━━━━━ Textauszug
Wichtiges kurzgefaßt

Neue Derivate durch Steuergelder

Der Bundesverband deutscher Banken (BdB) läßt zur Zeit, wie Spiegel Online berichtete, ein internes Papier zirkulieren, in dem von der Regierung Staatsgarantien für neue Verbriefungen (Derivate) gefordert werden. Angeblich sollen damit neue Kredite geschaffen werden. Marcus Dahnen, Chef der Landwirtschaftlichen Rentenbank, sagte, ohne diese Regelung werde sich die schon jetzt schlechte Kreditversorgung der Unternehmen noch weiter verschlechtern.

Der BdB will, daß die Bundesregierung dazu ihr 75 Mrd. Euro umfassendes Bürgschaftsprogramm einsetzt. Den Banken zufolge solle nicht zu früheren, risikoreichen Praktiken zurückgekehrt werden; vielmehr solle ein neues „Premium-Segment“ geschaffen werden, bei dem 5% der gesamten Verbriefungen bei den Banken selbst verbleiben sollen.

Das macht 95%, die den anderen angedreht werden müssen.
━━━━━━━━━━
━━━━━ Vorliegende Einträge
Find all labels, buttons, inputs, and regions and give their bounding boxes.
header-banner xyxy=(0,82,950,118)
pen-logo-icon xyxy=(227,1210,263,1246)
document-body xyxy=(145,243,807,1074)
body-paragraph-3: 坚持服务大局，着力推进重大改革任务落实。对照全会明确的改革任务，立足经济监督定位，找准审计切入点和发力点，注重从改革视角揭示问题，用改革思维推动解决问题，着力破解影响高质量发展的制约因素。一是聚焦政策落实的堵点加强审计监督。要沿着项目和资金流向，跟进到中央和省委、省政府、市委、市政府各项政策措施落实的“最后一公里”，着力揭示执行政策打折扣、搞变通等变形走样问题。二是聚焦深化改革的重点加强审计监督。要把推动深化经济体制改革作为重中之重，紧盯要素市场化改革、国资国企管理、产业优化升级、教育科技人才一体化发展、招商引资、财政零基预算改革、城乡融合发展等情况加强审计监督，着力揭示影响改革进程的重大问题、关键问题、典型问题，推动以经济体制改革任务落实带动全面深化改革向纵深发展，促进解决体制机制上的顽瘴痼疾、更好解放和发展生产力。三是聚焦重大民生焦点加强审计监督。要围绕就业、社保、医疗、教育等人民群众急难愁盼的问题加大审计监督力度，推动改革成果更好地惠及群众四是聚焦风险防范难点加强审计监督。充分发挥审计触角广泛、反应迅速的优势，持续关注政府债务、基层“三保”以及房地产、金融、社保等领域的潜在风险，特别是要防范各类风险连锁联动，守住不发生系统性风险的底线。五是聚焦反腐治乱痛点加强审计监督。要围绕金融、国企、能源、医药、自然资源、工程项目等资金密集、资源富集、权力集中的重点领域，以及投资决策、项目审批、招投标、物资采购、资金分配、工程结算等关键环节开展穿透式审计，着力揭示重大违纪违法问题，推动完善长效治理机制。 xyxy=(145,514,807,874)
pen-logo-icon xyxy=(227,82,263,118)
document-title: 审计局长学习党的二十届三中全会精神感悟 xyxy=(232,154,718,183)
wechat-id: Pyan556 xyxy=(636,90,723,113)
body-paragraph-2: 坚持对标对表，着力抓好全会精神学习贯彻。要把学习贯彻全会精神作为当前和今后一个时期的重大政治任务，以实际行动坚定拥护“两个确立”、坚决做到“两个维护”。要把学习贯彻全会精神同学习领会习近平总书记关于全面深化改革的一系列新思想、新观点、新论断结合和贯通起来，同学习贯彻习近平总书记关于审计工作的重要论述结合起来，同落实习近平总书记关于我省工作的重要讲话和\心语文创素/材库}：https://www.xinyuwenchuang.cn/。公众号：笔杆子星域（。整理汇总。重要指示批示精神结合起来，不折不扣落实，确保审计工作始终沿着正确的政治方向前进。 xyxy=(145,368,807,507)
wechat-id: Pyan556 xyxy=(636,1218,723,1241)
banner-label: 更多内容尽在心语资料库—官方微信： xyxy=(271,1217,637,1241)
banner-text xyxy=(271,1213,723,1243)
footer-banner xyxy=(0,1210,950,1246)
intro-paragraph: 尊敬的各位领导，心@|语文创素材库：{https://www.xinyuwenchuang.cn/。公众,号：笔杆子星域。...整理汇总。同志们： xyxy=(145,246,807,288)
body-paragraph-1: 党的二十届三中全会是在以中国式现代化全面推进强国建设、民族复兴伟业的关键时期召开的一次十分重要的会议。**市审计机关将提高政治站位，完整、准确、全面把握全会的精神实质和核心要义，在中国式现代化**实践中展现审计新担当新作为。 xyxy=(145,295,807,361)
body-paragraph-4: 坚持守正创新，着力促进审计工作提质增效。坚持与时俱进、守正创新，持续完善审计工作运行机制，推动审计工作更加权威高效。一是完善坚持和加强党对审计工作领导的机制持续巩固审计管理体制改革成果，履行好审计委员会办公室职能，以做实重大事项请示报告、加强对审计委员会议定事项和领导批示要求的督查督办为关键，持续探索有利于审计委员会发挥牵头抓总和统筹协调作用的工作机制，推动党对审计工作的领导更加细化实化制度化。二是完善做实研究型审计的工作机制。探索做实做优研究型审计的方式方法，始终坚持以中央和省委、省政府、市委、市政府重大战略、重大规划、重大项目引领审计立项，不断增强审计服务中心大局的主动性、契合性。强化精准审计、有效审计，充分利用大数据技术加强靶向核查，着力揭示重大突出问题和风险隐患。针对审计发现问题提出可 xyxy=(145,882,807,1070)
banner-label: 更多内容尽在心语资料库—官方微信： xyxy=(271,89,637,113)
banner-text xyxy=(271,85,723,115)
━━━━━━━━━━
• Kurze Aufgabe A:
Wie groß ist laut Textauszug das Bürgschaftsprogramm der Bundesregierung, das der BdB einsetzen lassen will?
• Kurze Aufgabe B:
Gib die Stelle des Textauszugs von „Wichtiges kurzgefaßt“ bis „selbst verbleiben sollen.“ wieder und ersetze darin „Premium-Segment“ durch „Qualitätssegment“.
Maßgeblich ist allein der Textauszug.

• Lösung A:
Es umfasst 75 Mrd. Euro.

• Lösung B:
Wichtiges kurzgefaßt

Neue Derivate durch Steuergelder

Der Bundesverband deutscher Banken (BdB) läßt zur Zeit, wie Spiegel Online berichtete, ein internes Papier zirkulieren, in dem von der Regierung Staatsgarantien für neue Verbriefungen (Derivate) gefordert werden. Angeblich sollen damit neue Kredite geschaffen werden. Marcus Dahnen, Chef der Landwirtschaftlichen Rentenbank, sagte, ohne diese Regelung werde sich die schon jetzt schlechte Kreditversorgung der Unternehmen noch weiter verschlechtern.

Der BdB will, daß die Bundesregierung dazu ihr 75 Mrd. Euro umfassendes Bürgschaftsprogramm einsetzt. Den Banken zufolge solle nicht zu früheren, risikoreichen Praktiken zurückgekehrt werden; vielmehr solle ein neues „Qualitätssegment“ geschaffen werden, bei dem 5% der gesamten Verbriefungen bei den Banken selbst verbleiben sollen.